» What this task involves
Reply with one number only: the count of lines below that contain the word "location".

» Materials provided
+ + + +

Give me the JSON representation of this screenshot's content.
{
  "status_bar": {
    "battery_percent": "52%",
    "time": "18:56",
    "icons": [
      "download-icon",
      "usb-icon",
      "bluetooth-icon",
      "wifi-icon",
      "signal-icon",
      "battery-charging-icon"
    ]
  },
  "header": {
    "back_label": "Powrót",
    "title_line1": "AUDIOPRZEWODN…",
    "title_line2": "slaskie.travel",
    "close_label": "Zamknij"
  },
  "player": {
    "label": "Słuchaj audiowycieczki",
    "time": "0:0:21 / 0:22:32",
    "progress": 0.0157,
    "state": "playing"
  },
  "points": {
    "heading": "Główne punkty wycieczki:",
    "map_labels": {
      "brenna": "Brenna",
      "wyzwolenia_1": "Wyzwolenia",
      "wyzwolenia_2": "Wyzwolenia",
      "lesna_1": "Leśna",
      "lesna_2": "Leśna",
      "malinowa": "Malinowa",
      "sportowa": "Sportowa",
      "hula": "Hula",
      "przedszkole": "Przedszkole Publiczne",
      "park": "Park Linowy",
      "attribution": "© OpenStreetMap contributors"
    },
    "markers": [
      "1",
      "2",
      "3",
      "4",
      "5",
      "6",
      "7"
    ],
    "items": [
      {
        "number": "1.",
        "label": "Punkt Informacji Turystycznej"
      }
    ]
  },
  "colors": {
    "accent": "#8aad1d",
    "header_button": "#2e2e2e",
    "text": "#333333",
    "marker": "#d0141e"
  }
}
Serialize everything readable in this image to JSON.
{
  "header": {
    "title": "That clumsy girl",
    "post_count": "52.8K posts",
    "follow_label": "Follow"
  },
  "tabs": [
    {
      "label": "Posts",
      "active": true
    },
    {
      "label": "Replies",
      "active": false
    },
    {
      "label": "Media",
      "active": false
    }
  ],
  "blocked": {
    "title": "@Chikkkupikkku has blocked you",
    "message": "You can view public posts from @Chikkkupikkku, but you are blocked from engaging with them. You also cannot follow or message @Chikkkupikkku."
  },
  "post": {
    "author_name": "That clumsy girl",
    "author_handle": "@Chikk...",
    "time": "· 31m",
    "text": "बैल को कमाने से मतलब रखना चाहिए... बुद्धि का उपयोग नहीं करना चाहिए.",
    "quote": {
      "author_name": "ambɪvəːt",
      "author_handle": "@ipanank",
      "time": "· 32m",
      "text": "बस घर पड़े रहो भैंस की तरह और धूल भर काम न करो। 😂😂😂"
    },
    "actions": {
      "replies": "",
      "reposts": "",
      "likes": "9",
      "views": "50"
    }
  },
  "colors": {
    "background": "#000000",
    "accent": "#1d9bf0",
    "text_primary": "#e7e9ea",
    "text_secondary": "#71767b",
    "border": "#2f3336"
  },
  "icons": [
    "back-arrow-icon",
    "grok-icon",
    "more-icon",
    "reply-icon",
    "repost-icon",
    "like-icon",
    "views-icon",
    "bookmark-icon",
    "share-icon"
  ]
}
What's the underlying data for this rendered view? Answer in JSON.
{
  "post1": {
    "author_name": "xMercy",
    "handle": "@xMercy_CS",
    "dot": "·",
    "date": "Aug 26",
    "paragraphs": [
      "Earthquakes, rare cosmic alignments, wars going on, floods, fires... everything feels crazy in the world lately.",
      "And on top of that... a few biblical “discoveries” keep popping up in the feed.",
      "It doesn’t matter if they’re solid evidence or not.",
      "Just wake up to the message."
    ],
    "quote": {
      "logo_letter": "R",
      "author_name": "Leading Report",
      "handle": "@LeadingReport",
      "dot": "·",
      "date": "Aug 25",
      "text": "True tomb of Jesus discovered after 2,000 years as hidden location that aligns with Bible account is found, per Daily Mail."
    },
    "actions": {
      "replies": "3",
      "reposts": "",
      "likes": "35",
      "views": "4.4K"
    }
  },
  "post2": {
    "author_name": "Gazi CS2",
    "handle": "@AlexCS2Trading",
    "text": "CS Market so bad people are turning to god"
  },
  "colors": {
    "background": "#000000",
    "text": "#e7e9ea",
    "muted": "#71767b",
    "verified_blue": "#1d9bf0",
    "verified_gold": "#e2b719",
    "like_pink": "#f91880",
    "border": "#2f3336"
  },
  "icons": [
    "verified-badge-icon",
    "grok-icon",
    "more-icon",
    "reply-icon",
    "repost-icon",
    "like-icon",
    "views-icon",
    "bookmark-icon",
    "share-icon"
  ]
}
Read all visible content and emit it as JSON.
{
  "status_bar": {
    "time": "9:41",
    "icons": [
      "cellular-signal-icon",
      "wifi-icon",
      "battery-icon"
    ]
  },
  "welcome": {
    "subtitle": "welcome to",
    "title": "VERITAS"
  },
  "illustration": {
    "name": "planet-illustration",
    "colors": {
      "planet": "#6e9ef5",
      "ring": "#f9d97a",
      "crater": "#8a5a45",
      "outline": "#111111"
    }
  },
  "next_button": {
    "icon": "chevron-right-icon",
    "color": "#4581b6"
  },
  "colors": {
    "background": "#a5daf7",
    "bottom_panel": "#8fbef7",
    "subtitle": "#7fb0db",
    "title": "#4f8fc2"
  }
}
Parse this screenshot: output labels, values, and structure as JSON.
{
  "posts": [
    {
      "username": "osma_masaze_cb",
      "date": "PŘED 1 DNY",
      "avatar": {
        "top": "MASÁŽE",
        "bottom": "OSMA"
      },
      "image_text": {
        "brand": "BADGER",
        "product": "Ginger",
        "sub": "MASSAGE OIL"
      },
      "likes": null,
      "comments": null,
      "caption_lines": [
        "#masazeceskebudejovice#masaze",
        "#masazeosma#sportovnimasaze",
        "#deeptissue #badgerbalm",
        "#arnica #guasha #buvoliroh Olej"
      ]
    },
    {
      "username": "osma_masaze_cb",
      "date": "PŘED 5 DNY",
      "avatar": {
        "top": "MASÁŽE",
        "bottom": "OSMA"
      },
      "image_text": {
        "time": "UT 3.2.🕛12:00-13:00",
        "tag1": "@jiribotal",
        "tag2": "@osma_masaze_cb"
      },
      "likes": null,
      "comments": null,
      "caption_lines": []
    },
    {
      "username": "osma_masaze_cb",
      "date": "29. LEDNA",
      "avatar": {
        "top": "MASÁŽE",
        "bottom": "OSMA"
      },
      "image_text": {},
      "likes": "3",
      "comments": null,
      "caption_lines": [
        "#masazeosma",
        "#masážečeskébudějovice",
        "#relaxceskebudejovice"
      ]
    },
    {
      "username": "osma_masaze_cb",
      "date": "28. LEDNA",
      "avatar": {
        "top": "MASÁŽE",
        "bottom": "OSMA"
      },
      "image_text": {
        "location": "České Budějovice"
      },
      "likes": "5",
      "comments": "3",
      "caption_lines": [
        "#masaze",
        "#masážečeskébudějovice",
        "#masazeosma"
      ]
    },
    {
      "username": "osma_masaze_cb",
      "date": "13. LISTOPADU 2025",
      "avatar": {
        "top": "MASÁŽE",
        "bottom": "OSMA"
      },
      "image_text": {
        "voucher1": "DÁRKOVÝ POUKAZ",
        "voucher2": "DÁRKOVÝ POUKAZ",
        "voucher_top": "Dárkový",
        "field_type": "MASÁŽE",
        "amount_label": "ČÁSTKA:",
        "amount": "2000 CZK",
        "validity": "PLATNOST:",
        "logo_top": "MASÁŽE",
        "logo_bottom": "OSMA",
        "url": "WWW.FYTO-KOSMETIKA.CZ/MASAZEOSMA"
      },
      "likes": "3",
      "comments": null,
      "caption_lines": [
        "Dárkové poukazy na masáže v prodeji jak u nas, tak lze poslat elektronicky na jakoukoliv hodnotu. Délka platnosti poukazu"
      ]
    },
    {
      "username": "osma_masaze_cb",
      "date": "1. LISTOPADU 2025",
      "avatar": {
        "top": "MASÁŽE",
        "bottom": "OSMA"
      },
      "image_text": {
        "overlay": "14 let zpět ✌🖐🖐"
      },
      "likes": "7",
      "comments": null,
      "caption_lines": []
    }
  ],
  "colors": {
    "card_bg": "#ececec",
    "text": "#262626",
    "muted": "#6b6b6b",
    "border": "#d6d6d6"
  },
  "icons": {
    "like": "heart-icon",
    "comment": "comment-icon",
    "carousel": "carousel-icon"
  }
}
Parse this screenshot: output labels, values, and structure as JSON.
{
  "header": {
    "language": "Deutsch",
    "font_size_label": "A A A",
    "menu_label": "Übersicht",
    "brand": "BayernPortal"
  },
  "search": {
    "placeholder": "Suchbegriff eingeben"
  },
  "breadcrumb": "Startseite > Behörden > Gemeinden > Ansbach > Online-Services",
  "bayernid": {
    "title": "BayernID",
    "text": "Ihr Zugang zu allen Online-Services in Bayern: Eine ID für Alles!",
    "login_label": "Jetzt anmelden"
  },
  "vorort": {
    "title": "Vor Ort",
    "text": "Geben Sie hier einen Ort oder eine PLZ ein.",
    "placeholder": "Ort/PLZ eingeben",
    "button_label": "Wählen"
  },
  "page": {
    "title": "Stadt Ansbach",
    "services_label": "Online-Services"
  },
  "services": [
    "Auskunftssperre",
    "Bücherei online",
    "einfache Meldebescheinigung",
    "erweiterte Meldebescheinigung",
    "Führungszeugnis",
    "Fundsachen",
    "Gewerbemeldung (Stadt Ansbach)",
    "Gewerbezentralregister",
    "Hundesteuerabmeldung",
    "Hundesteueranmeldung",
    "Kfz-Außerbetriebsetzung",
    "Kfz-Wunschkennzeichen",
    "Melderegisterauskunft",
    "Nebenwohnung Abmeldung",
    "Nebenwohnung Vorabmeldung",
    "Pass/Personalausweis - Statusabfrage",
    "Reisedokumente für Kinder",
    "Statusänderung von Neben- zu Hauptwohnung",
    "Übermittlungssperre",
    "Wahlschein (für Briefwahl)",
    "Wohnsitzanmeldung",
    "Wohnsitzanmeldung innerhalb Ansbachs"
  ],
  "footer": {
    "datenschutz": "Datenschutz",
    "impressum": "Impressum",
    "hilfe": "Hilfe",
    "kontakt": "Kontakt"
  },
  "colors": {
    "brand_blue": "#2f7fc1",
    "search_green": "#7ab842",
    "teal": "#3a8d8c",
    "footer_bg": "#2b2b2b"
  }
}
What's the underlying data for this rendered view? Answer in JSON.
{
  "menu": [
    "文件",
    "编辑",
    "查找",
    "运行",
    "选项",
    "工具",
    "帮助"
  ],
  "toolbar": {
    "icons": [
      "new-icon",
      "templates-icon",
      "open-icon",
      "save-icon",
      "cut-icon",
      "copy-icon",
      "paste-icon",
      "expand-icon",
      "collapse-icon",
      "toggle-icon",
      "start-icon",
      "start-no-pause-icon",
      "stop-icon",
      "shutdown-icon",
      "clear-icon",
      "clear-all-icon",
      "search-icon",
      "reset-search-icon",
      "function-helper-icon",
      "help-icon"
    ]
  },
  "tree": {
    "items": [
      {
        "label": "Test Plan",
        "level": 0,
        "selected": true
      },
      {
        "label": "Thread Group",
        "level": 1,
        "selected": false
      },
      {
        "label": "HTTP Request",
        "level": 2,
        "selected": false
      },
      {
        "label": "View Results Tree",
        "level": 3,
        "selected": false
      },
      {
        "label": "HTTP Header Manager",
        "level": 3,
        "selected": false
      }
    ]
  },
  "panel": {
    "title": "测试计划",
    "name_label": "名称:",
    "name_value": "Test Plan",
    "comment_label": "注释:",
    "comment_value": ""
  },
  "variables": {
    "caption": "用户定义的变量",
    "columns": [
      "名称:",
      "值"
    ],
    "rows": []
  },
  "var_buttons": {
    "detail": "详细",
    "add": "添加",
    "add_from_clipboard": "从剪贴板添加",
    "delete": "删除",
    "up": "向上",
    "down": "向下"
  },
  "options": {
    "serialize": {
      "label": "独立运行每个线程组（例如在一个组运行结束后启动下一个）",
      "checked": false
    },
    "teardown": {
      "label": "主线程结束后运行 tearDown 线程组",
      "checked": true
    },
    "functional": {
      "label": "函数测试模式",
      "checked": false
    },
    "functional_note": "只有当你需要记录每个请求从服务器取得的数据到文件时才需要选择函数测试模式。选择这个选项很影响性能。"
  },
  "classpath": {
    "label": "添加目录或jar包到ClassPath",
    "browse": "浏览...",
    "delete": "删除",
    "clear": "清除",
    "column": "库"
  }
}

+ + + +

» Answer
2